§ SET PROBLEM
In the material below, rewrite everything from the line containing "x-axis-tick-label: Aug 2019" down to the line containing "y-axis-tick-label: 100 — [88, 56, 112, 72]", renaming "gridline-minor" to "minor-gridline" and leaving all else unchanged.

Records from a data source
* * * * *

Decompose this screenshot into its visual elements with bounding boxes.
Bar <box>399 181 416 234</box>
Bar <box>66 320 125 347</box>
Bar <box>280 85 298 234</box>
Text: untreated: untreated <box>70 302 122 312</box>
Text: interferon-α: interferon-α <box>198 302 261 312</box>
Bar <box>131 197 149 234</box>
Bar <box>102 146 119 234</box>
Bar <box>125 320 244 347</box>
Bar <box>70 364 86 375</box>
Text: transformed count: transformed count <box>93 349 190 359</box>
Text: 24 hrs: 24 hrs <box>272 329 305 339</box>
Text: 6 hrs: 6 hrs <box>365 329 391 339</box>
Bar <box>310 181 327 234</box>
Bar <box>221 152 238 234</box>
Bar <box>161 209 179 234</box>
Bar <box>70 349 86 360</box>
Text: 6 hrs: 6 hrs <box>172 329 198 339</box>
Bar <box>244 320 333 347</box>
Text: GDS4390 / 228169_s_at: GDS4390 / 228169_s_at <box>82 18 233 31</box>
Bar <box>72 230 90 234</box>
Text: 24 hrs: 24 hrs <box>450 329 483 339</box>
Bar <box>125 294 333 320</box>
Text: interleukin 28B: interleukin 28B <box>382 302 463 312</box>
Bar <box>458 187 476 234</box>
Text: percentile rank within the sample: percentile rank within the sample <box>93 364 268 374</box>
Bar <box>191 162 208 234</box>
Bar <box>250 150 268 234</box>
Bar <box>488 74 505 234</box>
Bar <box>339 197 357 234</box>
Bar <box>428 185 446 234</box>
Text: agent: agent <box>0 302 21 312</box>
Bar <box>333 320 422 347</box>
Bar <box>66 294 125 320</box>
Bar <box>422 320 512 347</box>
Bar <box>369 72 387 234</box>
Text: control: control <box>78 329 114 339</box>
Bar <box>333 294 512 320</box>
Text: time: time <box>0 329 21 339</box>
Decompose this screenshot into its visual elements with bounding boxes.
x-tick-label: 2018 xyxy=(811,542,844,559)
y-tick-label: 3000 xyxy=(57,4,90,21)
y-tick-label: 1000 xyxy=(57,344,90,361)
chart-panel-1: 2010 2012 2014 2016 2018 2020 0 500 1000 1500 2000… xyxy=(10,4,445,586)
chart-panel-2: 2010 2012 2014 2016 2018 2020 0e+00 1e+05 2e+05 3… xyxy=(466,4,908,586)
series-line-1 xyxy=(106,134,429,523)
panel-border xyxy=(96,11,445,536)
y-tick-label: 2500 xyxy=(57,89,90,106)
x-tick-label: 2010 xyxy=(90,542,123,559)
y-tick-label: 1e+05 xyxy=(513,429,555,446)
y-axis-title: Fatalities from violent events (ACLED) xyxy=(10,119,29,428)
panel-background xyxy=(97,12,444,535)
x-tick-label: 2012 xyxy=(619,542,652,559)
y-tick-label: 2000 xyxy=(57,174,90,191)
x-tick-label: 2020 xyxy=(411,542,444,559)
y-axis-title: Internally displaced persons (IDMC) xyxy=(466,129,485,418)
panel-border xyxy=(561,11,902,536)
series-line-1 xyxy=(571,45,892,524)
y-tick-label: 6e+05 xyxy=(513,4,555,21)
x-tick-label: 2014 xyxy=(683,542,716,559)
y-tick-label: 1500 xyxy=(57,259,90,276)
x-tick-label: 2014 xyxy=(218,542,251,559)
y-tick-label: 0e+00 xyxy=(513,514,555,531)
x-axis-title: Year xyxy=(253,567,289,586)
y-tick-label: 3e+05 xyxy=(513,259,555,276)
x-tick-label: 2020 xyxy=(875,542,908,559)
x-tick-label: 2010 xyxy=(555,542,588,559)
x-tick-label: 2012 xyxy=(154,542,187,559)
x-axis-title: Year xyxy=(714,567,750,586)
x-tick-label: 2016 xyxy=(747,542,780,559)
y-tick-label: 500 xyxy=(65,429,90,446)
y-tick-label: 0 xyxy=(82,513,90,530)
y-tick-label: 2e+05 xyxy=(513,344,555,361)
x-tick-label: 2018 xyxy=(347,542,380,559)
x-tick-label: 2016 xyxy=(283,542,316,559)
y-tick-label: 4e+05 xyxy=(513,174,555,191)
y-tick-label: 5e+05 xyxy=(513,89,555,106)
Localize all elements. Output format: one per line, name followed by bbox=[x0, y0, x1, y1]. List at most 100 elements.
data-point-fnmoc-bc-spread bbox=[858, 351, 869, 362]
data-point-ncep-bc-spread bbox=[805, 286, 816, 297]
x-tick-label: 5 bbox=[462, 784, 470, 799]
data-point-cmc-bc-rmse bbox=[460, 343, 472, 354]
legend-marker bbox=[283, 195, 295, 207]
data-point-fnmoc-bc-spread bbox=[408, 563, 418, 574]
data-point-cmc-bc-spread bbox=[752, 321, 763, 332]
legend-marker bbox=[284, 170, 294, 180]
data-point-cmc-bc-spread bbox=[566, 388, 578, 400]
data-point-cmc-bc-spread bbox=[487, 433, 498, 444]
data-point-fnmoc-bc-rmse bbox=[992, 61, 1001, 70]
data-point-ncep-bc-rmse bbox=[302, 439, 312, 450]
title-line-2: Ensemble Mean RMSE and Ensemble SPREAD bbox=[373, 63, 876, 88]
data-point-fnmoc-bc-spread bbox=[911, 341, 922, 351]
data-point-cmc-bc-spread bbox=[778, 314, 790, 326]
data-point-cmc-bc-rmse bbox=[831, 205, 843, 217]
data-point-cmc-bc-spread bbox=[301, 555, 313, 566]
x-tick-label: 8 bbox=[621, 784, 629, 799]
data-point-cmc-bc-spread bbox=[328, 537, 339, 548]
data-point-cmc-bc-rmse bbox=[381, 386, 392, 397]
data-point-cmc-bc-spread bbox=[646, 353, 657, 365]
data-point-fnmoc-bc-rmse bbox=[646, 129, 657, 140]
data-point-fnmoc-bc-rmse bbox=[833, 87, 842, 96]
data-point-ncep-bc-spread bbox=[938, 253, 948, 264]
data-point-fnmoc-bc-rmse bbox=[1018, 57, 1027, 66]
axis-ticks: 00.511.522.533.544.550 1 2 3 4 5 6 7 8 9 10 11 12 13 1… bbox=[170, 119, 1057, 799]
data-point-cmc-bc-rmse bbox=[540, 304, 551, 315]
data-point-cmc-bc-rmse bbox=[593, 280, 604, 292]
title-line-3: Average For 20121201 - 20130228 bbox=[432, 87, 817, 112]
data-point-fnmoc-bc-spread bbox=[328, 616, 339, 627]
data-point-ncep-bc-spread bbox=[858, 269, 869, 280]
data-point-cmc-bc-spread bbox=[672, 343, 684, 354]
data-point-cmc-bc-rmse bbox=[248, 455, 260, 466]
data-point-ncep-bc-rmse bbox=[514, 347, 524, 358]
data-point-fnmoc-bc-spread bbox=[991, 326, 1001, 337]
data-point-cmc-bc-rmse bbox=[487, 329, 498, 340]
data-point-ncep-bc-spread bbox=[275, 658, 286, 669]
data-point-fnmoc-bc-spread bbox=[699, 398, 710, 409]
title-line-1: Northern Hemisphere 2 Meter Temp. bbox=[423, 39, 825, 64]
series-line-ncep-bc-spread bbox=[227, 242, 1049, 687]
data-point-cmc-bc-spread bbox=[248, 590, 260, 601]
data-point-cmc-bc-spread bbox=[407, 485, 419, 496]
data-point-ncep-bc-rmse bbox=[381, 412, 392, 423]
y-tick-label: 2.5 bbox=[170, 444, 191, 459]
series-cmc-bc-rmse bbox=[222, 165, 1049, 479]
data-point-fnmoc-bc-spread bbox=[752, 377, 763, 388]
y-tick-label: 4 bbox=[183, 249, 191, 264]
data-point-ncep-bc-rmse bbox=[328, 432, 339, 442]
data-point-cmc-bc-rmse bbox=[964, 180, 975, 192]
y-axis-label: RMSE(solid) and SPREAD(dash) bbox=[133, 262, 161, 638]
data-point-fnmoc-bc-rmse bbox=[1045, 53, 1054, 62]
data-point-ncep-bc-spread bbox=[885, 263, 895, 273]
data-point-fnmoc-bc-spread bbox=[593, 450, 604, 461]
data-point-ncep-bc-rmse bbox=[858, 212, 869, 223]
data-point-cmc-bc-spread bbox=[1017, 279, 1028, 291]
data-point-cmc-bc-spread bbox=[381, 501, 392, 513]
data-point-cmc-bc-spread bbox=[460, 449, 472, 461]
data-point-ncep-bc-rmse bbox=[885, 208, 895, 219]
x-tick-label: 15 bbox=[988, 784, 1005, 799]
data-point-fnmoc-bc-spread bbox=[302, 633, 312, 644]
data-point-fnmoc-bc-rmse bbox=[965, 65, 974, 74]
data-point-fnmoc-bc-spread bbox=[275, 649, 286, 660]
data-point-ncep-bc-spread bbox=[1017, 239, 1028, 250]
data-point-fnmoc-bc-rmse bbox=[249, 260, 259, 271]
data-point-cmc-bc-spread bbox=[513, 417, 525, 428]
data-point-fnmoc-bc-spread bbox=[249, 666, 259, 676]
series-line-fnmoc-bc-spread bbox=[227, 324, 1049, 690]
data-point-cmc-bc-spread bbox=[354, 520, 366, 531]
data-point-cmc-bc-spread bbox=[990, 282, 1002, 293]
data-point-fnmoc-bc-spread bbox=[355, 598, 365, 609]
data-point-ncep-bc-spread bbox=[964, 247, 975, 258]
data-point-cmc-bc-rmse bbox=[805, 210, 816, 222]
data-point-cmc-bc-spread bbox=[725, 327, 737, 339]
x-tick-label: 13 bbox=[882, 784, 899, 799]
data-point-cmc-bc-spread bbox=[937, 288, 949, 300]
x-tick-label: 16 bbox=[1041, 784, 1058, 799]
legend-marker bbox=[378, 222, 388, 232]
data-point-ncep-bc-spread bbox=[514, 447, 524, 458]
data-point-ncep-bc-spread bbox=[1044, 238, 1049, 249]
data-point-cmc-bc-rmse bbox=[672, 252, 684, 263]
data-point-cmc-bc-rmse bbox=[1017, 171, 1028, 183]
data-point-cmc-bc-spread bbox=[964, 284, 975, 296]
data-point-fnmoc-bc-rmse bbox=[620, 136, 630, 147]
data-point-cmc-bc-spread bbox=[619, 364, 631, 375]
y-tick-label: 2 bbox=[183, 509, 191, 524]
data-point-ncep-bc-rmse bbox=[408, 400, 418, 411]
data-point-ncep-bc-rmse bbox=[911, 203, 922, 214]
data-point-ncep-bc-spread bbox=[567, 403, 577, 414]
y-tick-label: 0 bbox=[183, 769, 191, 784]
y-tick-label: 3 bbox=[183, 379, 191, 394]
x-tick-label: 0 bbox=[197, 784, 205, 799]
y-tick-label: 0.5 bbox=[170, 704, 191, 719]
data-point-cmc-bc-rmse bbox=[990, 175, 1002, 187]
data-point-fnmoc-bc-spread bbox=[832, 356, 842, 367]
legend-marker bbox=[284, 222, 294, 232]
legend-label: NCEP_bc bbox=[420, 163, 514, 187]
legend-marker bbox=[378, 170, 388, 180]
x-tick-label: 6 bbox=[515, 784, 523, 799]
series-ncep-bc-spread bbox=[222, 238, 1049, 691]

* * * * *

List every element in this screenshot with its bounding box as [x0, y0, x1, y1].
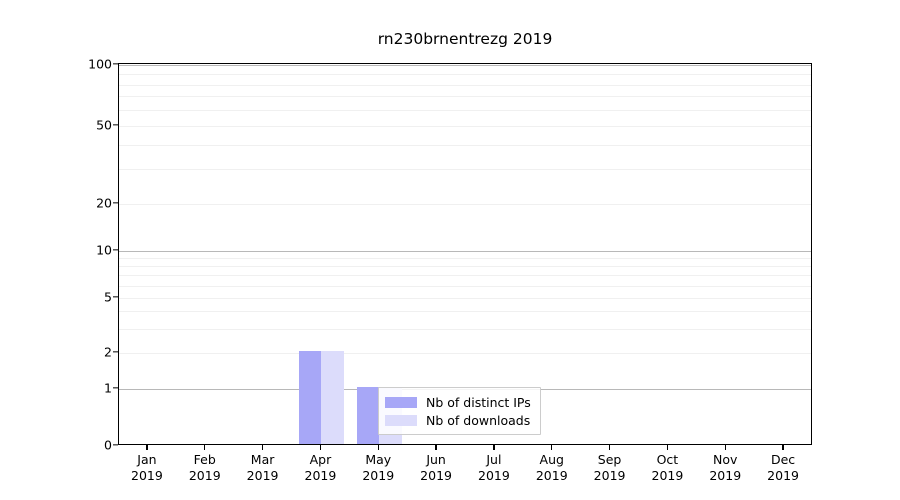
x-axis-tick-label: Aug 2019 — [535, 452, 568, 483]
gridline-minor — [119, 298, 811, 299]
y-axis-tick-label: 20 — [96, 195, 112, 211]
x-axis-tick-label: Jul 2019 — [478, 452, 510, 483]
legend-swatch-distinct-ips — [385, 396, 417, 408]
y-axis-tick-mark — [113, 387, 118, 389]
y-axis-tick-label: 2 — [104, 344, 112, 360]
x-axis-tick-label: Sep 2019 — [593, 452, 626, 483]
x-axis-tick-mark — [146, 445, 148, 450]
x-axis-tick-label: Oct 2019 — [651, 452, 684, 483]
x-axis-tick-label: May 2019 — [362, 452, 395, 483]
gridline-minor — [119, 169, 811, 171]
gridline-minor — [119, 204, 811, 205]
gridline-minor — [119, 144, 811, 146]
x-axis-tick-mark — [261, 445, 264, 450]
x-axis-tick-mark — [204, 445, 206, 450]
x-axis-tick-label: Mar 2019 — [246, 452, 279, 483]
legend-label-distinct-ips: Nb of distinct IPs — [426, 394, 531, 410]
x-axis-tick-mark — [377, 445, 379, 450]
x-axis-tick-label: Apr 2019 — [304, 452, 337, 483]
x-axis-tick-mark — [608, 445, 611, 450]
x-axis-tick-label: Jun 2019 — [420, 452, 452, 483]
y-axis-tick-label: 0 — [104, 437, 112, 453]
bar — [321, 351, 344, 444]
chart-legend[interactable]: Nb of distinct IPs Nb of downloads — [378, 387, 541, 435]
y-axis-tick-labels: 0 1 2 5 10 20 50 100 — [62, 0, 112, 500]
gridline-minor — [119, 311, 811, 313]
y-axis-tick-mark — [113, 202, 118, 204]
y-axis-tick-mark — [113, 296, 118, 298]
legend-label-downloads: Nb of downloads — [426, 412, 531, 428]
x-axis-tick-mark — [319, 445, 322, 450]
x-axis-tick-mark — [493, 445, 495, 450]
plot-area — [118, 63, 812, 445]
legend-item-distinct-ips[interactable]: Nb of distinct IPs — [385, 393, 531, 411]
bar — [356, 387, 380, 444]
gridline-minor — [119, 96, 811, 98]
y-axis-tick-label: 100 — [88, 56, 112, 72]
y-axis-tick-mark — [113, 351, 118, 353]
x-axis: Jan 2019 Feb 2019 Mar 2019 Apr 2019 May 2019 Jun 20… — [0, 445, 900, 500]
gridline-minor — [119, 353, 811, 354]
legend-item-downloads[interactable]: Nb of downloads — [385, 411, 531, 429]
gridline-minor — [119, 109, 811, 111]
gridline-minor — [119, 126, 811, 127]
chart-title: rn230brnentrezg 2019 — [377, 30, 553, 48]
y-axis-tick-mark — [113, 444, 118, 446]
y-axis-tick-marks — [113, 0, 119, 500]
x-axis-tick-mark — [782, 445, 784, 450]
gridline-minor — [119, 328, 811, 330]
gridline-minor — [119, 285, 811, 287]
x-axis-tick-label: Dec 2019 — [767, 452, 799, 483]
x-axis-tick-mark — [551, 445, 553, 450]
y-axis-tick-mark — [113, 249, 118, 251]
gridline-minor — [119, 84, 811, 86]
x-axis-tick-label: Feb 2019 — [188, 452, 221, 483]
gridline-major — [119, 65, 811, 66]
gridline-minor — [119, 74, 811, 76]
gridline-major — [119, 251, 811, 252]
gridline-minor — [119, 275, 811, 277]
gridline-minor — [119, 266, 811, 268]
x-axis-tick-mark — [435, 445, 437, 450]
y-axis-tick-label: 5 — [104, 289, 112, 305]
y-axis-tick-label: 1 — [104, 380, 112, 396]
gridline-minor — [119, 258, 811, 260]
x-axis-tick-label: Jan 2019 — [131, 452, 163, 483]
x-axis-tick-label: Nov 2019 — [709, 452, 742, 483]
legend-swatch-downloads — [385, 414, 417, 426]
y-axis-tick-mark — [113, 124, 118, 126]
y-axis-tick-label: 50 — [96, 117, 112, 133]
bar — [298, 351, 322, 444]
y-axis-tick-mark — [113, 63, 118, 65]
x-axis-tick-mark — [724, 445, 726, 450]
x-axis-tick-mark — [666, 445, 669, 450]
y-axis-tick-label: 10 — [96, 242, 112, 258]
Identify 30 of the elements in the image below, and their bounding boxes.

* * * * *

§ WRITTEN SOLUTION
x-axis-tick-label: Aug 2019 — [535, 452, 568, 483]
minor-gridline — [119, 298, 811, 299]
y-axis-tick-label: 20 — [96, 195, 112, 211]
x-axis-tick-label: Jul 2019 — [478, 452, 510, 483]
legend-swatch-distinct-ips — [385, 396, 417, 408]
y-axis-tick-mark — [113, 387, 118, 389]
y-axis-tick-label: 2 — [104, 344, 112, 360]
x-axis-tick-label: Sep 2019 — [593, 452, 626, 483]
x-axis-tick-mark — [146, 445, 148, 450]
x-axis-tick-label: Oct 2019 — [651, 452, 684, 483]
x-axis-tick-label: May 2019 — [362, 452, 395, 483]
minor-gridline — [119, 169, 811, 171]
minor-gridline — [119, 204, 811, 205]
minor-gridline — [119, 144, 811, 146]
x-axis-tick-mark — [261, 445, 264, 450]
x-axis-tick-mark — [204, 445, 206, 450]
x-axis-tick-label: Mar 2019 — [246, 452, 279, 483]
legend-label-distinct-ips: Nb of distinct IPs — [426, 394, 531, 410]
x-axis-tick-mark — [377, 445, 379, 450]
x-axis-tick-label: Apr 2019 — [304, 452, 337, 483]
x-axis-tick-mark — [608, 445, 611, 450]
x-axis-tick-label: Jun 2019 — [420, 452, 452, 483]
y-axis-tick-label: 0 — [104, 437, 112, 453]
bar — [321, 351, 344, 444]
chart-legend[interactable]: Nb of distinct IPs Nb of downloads — [378, 387, 541, 435]
y-axis-tick-labels: 0 1 2 5 10 20 50 100 — [62, 0, 112, 500]
minor-gridline — [119, 311, 811, 313]
y-axis-tick-mark — [113, 202, 118, 204]
y-axis-tick-mark — [113, 296, 118, 298]
legend-label-downloads: Nb of downloads — [426, 412, 531, 428]
x-axis-tick-mark — [319, 445, 322, 450]
x-axis-tick-mark — [493, 445, 495, 450]
plot-area — [118, 63, 812, 445]
legend-item-distinct-ips[interactable]: Nb of distinct IPs — [385, 393, 531, 411]
bar — [356, 387, 380, 444]
minor-gridline — [119, 96, 811, 98]
y-axis-tick-label: 100 — [88, 56, 112, 72]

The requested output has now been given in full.